> _Exercise instructions_: Return, word for word, the part of the Claude-Charles Dallet biography that begins at the words "Charles Dallet was" and stops after "returned to France.".

> _Excerpt to read_:
○ ○ ○
= Claude-Charles Dallet =

French Catholic missionary

Claude-Charles Dallet (1829–1878) was a Catholic missionary who is best known for his work The History of the Church of Korea (Histoire de l'Église de Corée).

Charles Dallet was born in Langres, France, on 18 October 1829. He joined the Paris Foreign Missions Society in 1850 and was ordained on 5 June 1852. Shortly after, he was sent to Mysore, in southern India. He was appointed as the Apostolic Vicar in Bangalore in 1857. In 1859, he published there, in English, a work titled Controversial Catechism, or short answers to the objections of Protestants against the true religion.

He spent the years 1860 to 1863 in France, recovering from epilepsy. During this period, he supervised the casting of type fonts for the Telugu and Kanara languages, which he took with him when he returned to Bangalore in 1863, using them for some publications in vernacular languages under his editorship. In 1867, he got ill again and returned to France.

In 1870 he was sent to North and South America on a fund-raising tour. He stayed for a time at Laval University in Quebec. After returning to France, he classified manuscripts regarding the Catholic Church in Korea—largely the work of the martyred bishop Antoine Daveluy—which provided the material for his Histoire de l'Église de Corée (1874, two volumes). In 1877, Dallet went back to Asia, this time passing Russia, Manchuria, China and Japan. From Japan he stopped at Cochin China. While in Tongkin, he died of dysentery on 25 April 1878.
○ ○ ○
> _Data items_:
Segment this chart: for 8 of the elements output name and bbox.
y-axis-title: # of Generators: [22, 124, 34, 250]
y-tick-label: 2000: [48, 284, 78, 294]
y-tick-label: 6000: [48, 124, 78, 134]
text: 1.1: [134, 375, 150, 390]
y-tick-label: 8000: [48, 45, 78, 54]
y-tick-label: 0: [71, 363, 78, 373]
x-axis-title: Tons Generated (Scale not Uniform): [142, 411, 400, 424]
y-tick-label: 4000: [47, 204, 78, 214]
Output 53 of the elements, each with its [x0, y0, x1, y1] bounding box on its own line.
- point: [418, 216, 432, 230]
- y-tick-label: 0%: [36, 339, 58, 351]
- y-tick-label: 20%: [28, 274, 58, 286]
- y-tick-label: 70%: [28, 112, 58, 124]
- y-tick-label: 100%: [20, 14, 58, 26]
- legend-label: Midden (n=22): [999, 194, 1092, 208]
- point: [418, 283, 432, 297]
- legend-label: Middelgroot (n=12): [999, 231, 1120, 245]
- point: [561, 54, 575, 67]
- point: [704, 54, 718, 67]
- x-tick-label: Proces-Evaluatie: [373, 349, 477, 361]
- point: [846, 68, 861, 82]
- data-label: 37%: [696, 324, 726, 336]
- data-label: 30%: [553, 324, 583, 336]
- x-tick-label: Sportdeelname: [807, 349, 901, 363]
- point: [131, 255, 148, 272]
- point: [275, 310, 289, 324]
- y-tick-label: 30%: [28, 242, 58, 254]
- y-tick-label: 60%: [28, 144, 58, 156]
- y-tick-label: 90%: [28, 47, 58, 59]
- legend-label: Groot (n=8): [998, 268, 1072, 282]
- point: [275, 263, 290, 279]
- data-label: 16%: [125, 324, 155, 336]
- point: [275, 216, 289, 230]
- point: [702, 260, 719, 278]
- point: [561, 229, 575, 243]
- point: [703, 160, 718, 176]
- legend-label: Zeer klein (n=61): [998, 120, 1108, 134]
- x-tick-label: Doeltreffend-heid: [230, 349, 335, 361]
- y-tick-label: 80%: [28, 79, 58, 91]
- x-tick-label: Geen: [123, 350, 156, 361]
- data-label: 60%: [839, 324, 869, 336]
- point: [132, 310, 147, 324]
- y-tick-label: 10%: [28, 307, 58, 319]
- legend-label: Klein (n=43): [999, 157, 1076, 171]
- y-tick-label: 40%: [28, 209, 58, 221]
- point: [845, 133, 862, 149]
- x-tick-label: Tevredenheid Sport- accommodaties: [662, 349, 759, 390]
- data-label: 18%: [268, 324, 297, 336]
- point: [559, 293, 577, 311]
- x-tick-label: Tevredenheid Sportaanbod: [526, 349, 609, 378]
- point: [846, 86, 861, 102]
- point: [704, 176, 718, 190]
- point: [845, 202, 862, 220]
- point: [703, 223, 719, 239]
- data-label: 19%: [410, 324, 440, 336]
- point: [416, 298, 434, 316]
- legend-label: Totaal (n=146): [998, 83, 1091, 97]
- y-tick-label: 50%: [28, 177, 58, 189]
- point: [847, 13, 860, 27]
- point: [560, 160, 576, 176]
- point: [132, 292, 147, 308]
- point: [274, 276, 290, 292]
○ ○ ○
> _Response to the exercise_:
Charles Dallet was born in Langres, France, on 18 October 1829. He joined the Paris Foreign Missions Society in 1850 and was ordained on 5 June 1852. Shortly after, he was sent to Mysore, in southern India. He was appointed as the Apostolic Vicar in Bangalore in 1857. In 1859, he published there, in English, a work titled Controversial Catechism, or short answers to the objections of Protestants against the true religion.

He spent the years 1860 to 1863 in France, recovering from epilepsy. During this period, he supervised the casting of type fonts for the Telugu and Kanara languages, which he took with him when he returned to Bangalore in 1863, using them for some publications in vernacular languages under his editorship. In 1867, he got ill again and returned to France.